Instruction: Can you write out every line of the entries below word for word, leaving out the pictures?

Layout annotation entries:
::::::::::

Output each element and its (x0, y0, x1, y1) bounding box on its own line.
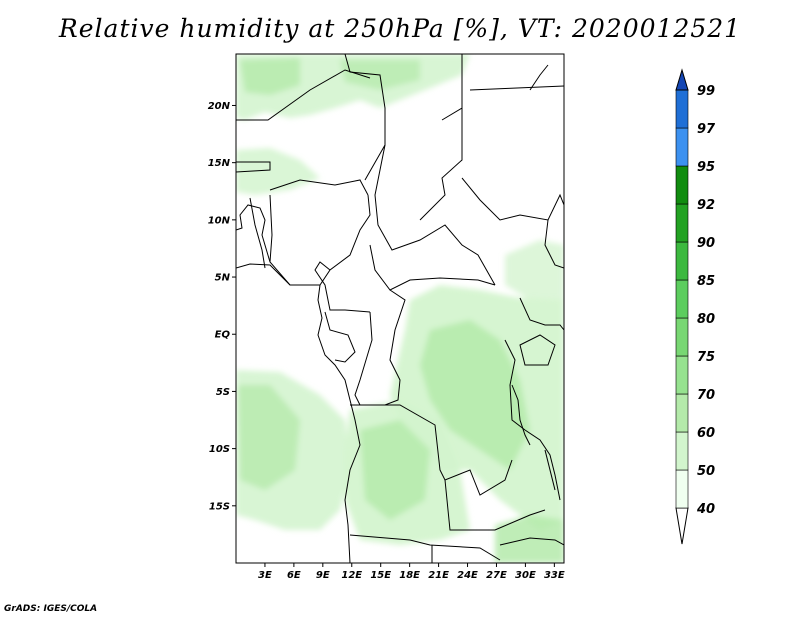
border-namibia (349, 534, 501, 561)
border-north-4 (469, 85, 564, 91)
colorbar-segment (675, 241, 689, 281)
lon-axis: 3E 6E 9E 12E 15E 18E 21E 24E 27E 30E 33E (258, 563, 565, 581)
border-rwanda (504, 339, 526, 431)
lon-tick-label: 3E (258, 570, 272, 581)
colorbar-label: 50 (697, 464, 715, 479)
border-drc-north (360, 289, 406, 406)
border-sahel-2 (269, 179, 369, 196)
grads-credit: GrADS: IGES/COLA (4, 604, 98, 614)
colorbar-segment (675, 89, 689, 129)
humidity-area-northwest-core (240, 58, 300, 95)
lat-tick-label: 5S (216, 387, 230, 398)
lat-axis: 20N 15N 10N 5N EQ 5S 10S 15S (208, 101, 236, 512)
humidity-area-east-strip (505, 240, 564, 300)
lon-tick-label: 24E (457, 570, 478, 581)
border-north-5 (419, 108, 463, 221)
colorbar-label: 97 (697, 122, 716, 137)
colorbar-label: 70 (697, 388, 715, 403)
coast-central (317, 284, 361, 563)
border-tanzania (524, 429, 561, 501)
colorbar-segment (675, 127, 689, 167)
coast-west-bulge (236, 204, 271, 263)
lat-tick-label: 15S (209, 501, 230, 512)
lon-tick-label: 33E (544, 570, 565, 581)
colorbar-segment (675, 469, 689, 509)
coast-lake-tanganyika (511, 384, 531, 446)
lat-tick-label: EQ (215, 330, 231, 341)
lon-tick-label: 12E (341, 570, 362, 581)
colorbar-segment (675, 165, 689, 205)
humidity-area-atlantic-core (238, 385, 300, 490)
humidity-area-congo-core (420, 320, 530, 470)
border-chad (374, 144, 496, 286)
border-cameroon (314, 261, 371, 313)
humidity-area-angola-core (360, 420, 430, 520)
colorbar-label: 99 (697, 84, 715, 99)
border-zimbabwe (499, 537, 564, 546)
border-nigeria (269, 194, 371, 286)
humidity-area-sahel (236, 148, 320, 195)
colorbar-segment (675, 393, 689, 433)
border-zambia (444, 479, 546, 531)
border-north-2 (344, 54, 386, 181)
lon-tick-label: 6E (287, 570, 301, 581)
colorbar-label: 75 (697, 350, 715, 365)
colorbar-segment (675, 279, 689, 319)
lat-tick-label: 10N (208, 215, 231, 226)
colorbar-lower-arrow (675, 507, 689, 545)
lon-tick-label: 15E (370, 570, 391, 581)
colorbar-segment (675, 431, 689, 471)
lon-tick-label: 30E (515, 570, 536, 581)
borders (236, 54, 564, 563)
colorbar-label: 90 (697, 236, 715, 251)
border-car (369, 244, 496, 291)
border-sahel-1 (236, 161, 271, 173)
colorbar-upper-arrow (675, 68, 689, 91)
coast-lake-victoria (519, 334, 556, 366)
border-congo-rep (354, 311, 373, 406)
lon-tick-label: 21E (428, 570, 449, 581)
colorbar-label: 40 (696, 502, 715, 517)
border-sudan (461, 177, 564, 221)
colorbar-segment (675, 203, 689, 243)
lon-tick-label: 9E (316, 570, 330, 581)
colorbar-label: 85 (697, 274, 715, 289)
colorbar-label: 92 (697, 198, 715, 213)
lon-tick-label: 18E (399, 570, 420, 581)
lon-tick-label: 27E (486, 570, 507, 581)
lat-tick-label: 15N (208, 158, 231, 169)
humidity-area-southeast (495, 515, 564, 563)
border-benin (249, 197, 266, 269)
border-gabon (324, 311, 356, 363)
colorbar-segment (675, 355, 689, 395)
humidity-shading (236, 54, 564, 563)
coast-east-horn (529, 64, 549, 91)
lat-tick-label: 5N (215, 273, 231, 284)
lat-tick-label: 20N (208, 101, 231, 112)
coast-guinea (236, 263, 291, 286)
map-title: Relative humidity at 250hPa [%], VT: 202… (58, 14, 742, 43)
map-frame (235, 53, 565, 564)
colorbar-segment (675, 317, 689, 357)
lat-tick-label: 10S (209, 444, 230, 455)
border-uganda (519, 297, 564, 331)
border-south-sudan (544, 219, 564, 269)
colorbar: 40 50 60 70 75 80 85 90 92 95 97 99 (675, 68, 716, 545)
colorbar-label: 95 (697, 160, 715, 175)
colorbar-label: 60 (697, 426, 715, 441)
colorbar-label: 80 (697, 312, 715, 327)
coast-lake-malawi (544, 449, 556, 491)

::::::::::

Exercise output:
Output each element and its (x0, y0, x1, y1) bounding box on its own line.
border-namibia (349, 534, 501, 561)
border-north-4 (469, 85, 564, 91)
colorbar-segment (675, 241, 689, 281)
lon-axis: 3E 6E 9E 12E 15E 18E 21E 24E 27E 30E 33E (258, 563, 565, 581)
border-rwanda (504, 339, 526, 431)
lon-tick-label: 3E (258, 570, 272, 581)
colorbar-label: 50 (697, 464, 715, 479)
border-drc-north (360, 289, 406, 406)
border-sahel-2 (269, 179, 369, 196)
grads-credit: GrADS: IGES/COLA (4, 604, 98, 614)
colorbar-segment (675, 89, 689, 129)
humidity-area-northwest-core (240, 58, 300, 95)
lat-tick-label: 5S (216, 387, 230, 398)
lat-axis: 20N 15N 10N 5N EQ 5S 10S 15S (208, 101, 236, 512)
humidity-area-east-strip (505, 240, 564, 300)
lon-tick-label: 24E (457, 570, 478, 581)
border-north-5 (419, 108, 463, 221)
colorbar-label: 97 (697, 122, 716, 137)
colorbar-label: 70 (697, 388, 715, 403)
coast-central (317, 284, 361, 563)
border-tanzania (524, 429, 561, 501)
colorbar-segment (675, 127, 689, 167)
coast-west-bulge (236, 204, 271, 263)
lat-tick-label: 15S (209, 501, 230, 512)
lon-tick-label: 33E (544, 570, 565, 581)
colorbar-segment (675, 469, 689, 509)
coast-lake-tanganyika (511, 384, 531, 446)
lat-tick-label: EQ (215, 330, 231, 341)
lon-tick-label: 12E (341, 570, 362, 581)
colorbar-segment (675, 165, 689, 205)
humidity-area-atlantic-core (238, 385, 300, 490)
humidity-area-congo-core (420, 320, 530, 470)
border-chad (374, 144, 496, 286)
border-cameroon (314, 261, 371, 313)
humidity-area-angola-core (360, 420, 430, 520)
colorbar-label: 99 (697, 84, 715, 99)
border-zimbabwe (499, 537, 564, 546)
border-nigeria (269, 194, 371, 286)
humidity-area-sahel (236, 148, 320, 195)
colorbar-segment (675, 393, 689, 433)
border-zambia (444, 479, 546, 531)
border-north-2 (344, 54, 386, 181)
lon-tick-label: 6E (287, 570, 301, 581)
colorbar-label: 75 (697, 350, 715, 365)
colorbar-segment (675, 279, 689, 319)
lat-tick-label: 10N (208, 215, 231, 226)
colorbar-lower-arrow (675, 507, 689, 545)
lon-tick-label: 15E (370, 570, 391, 581)
colorbar-segment (675, 431, 689, 471)
lon-tick-label: 30E (515, 570, 536, 581)
borders (236, 54, 564, 563)
colorbar-label: 90 (697, 236, 715, 251)
border-car (369, 244, 496, 291)
border-sahel-1 (236, 161, 271, 173)
colorbar-upper-arrow (675, 68, 689, 91)
coast-lake-victoria (519, 334, 556, 366)
border-congo-rep (354, 311, 373, 406)
lon-tick-label: 21E (428, 570, 449, 581)
colorbar-label: 40 (696, 502, 715, 517)
border-sudan (461, 177, 564, 221)
colorbar-segment (675, 203, 689, 243)
lon-tick-label: 9E (316, 570, 330, 581)
colorbar-label: 85 (697, 274, 715, 289)
colorbar-label: 92 (697, 198, 715, 213)
lon-tick-label: 18E (399, 570, 420, 581)
lon-tick-label: 27E (486, 570, 507, 581)
lat-tick-label: 15N (208, 158, 231, 169)
humidity-area-southeast (495, 515, 564, 563)
border-benin (249, 197, 266, 269)
border-gabon (324, 311, 356, 363)
colorbar-segment (675, 355, 689, 395)
humidity-shading (236, 54, 564, 563)
coast-east-horn (529, 64, 549, 91)
lat-tick-label: 5N (215, 273, 231, 284)
lat-tick-label: 20N (208, 101, 231, 112)
coast-guinea (236, 263, 291, 286)
map-title: Relative humidity at 250hPa [%], VT: 202… (58, 14, 742, 43)
map-frame (235, 53, 565, 564)
colorbar-segment (675, 317, 689, 357)
lat-tick-label: 10S (209, 444, 230, 455)
border-uganda (519, 297, 564, 331)
border-south-sudan (544, 219, 564, 269)
colorbar: 40 50 60 70 75 80 85 90 92 95 97 99 (675, 68, 716, 545)
colorbar-label: 95 (697, 160, 715, 175)
colorbar-label: 60 (697, 426, 715, 441)
colorbar-label: 80 (697, 312, 715, 327)
coast-lake-malawi (544, 449, 556, 491)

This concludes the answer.